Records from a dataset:
□ □ □
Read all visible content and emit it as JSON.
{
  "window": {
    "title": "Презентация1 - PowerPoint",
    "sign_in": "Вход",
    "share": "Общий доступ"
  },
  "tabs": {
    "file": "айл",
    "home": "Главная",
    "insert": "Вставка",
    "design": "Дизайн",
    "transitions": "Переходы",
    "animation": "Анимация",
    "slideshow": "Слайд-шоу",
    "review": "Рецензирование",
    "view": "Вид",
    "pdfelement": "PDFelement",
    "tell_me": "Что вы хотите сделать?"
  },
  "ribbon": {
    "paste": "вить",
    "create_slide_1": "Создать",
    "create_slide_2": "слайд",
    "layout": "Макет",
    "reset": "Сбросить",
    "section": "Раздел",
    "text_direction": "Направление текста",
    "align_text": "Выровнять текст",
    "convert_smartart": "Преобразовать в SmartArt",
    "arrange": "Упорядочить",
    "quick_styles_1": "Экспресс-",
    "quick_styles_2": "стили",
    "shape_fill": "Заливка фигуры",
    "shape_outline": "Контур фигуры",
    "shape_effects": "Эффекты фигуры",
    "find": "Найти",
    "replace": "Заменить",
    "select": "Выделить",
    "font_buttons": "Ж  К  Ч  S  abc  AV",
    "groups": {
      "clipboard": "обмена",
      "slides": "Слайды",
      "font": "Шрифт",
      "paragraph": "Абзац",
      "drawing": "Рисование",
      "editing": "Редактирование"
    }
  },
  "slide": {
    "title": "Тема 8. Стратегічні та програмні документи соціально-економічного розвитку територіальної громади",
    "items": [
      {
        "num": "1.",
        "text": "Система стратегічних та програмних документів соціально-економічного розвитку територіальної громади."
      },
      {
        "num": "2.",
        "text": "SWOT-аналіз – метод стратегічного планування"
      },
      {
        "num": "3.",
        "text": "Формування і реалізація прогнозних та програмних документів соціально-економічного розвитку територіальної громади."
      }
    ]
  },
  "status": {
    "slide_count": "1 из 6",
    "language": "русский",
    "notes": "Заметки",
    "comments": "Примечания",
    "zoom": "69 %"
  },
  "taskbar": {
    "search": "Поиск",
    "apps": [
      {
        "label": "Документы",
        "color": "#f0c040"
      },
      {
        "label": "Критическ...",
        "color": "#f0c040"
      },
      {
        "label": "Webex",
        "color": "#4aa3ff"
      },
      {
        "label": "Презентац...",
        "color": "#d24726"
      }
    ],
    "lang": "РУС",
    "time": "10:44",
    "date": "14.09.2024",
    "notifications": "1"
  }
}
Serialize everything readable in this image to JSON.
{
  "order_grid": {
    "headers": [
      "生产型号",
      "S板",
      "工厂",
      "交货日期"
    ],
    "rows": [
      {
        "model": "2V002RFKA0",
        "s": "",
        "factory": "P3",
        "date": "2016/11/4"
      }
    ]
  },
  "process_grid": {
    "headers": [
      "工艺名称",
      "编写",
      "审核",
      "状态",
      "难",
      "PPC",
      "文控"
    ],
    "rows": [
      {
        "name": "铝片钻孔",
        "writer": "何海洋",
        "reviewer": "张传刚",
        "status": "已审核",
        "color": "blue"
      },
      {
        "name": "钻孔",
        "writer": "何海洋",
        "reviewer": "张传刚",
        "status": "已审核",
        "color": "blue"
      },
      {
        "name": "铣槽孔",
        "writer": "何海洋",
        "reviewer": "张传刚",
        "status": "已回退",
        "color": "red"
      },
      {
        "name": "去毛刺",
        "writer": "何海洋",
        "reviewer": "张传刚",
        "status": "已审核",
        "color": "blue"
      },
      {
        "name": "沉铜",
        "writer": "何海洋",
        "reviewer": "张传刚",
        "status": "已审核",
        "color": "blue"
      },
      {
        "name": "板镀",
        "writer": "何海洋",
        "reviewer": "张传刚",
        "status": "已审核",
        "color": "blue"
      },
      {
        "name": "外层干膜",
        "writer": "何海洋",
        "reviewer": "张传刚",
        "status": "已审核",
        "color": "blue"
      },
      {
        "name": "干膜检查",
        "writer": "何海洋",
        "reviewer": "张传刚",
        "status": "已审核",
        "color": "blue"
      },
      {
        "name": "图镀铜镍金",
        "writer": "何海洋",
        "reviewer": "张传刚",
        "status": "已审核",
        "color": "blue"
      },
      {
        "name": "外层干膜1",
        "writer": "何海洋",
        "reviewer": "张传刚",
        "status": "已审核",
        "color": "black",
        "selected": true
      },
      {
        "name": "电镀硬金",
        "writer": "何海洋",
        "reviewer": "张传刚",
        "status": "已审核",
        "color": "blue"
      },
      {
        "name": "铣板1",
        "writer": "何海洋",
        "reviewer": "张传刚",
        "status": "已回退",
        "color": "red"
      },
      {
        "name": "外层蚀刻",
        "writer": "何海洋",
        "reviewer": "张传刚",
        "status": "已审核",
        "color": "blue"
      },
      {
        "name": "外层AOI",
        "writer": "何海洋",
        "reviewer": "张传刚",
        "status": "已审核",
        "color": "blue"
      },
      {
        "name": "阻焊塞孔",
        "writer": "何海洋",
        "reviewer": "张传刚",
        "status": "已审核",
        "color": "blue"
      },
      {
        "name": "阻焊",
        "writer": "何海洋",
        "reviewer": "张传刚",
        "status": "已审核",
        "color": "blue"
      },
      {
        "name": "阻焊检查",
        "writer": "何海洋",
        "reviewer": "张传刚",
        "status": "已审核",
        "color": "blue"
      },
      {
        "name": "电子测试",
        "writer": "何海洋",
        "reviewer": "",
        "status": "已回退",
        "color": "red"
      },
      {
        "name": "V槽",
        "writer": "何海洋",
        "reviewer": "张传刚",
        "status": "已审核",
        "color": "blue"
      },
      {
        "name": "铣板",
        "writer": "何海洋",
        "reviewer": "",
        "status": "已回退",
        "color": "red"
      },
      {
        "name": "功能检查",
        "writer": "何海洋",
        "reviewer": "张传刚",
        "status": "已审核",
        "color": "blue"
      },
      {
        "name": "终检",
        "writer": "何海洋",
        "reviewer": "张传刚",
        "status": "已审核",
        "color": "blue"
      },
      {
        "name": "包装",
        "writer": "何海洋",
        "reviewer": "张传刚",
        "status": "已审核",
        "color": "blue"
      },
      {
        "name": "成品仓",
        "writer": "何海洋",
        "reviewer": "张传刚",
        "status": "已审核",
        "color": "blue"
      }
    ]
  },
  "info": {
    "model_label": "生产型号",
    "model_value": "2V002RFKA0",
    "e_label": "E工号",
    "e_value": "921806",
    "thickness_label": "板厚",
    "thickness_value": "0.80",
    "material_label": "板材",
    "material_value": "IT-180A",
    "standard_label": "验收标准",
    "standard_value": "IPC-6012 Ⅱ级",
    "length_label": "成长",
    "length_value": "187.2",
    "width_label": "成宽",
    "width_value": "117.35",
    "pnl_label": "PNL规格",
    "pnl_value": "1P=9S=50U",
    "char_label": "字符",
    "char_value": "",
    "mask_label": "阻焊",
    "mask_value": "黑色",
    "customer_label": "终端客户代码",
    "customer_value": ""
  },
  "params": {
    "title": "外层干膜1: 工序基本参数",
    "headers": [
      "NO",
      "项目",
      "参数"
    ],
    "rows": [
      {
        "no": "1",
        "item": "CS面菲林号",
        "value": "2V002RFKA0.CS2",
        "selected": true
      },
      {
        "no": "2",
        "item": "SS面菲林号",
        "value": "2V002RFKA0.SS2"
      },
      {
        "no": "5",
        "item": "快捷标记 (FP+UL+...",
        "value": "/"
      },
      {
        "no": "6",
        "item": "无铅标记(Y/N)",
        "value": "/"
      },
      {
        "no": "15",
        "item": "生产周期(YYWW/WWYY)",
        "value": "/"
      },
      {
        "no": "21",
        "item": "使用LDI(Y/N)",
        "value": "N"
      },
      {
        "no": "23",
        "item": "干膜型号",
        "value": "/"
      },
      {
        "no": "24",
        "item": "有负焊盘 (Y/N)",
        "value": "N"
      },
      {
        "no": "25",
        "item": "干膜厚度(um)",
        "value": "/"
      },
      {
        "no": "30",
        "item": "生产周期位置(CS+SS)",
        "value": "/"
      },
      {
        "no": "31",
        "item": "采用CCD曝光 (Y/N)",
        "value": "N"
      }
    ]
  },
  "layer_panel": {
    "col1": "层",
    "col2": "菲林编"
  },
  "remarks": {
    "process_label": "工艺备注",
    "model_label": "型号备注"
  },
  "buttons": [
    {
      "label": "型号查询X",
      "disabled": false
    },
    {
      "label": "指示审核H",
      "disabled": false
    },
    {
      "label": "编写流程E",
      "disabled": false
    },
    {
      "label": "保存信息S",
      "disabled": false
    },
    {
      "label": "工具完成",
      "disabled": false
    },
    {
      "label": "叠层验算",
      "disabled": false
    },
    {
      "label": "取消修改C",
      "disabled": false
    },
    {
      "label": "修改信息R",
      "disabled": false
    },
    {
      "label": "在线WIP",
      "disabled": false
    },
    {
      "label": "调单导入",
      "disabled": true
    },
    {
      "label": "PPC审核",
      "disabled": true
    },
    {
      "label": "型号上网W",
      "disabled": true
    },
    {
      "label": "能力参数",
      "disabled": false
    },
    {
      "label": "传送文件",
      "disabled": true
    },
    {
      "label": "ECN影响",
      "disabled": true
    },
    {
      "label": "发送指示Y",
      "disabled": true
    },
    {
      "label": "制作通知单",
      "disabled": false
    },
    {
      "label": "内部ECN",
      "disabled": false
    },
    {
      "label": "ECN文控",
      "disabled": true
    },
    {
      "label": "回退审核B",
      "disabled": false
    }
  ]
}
□ □ □
What is asked >>
Copy out every line that includes the word "програмних".

Response below >>
        "text": "Система стратегічних та програмних документів соціально-економічного розвитку територіальної громади."
        "text": "Формування і реалізація прогнозних та програмних документів соціально-економічного розвитку територіальної громади."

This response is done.